Problem requirements >>
Present the following entries again, word for word and in full.

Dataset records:
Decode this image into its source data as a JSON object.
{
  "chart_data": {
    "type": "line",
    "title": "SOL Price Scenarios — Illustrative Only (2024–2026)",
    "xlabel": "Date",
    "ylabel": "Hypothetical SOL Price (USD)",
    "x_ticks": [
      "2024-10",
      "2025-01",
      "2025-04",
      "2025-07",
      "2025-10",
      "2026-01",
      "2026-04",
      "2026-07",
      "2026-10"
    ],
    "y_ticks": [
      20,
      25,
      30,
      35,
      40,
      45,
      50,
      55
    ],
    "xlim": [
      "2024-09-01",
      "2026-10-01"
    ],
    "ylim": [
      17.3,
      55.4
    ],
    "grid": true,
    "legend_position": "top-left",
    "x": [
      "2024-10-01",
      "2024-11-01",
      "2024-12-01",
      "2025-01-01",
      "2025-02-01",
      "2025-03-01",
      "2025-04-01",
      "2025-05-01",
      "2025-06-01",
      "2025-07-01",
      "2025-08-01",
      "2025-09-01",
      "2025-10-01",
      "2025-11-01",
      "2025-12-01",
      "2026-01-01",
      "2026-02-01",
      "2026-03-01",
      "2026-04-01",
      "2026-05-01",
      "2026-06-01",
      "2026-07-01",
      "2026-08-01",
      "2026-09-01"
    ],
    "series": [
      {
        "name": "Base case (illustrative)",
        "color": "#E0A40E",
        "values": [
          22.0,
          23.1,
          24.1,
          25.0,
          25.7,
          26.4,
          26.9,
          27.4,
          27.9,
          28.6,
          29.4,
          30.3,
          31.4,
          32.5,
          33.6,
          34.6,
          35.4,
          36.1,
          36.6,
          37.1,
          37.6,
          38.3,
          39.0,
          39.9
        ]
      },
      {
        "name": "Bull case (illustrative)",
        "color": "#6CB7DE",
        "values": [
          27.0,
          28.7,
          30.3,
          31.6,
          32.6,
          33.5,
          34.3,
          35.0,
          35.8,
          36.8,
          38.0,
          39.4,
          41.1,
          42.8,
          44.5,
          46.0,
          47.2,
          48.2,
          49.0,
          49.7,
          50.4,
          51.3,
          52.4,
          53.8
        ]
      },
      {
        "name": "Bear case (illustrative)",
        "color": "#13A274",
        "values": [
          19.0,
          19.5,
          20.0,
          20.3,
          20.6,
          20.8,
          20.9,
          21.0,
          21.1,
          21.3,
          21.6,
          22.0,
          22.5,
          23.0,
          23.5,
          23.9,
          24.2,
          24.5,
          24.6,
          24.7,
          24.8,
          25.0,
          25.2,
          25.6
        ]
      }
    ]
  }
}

Written answer >>
Decode this image into its source data as a JSON object.
{
  "chart_data": {
    "type": "line",
    "title": "SOL Price Scenarios — Illustrative Only (2024–2026)",
    "xlabel": "Date",
    "ylabel": "Hypothetical SOL Price (USD)",
    "x_ticks": [
      "2024-10",
      "2025-01",
      "2025-04",
      "2025-07",
      "2025-10",
      "2026-01",
      "2026-04",
      "2026-07",
      "2026-10"
    ],
    "y_ticks": [
      20,
      25,
      30,
      35,
      40,
      45,
      50,
      55
    ],
    "xlim": [
      "2024-09-01",
      "2026-10-01"
    ],
    "ylim": [
      17.3,
      55.4
    ],
    "grid": true,
    "legend_position": "top-left",
    "x": [
      "2024-10-01",
      "2024-11-01",
      "2024-12-01",
      "2025-01-01",
      "2025-02-01",
      "2025-03-01",
      "2025-04-01",
      "2025-05-01",
      "2025-06-01",
      "2025-07-01",
      "2025-08-01",
      "2025-09-01",
      "2025-10-01",
      "2025-11-01",
      "2025-12-01",
      "2026-01-01",
      "2026-02-01",
      "2026-03-01",
      "2026-04-01",
      "2026-05-01",
      "2026-06-01",
      "2026-07-01",
      "2026-08-01",
      "2026-09-01"
    ],
    "series": [
      {
        "name": "Base case (illustrative)",
        "color": "#E0A40E",
        "values": [
          22.0,
          23.1,
          24.1,
          25.0,
          25.7,
          26.4,
          26.9,
          27.4,
          27.9,
          28.6,
          29.4,
          30.3,
          31.4,
          32.5,
          33.6,
          34.6,
          35.4,
          36.1,
          36.6,
          37.1,
          37.6,
          38.3,
          39.0,
          39.9
        ]
      },
      {
        "name": "Bull case (illustrative)",
        "color": "#6CB7DE",
        "values": [
          27.0,
          28.7,
          30.3,
          31.6,
          32.6,
          33.5,
          34.3,
          35.0,
          35.8,
          36.8,
          38.0,
          39.4,
          41.1,
          42.8,
          44.5,
          46.0,
          47.2,
          48.2,
          49.0,
          49.7,
          50.4,
          51.3,
          52.4,
          53.8
        ]
      },
      {
        "name": "Bear case (illustrative)",
        "color": "#13A274",
        "values": [
          19.0,
          19.5,
          20.0,
          20.3,
          20.6,
          20.8,
          20.9,
          21.0,
          21.1,
          21.3,
          21.6,
          22.0,
          22.5,
          23.0,
          23.5,
          23.9,
          24.2,
          24.5,
          24.6,
          24.7,
          24.8,
          25.0,
          25.2,
          25.6
        ]
      }
    ]
  }
}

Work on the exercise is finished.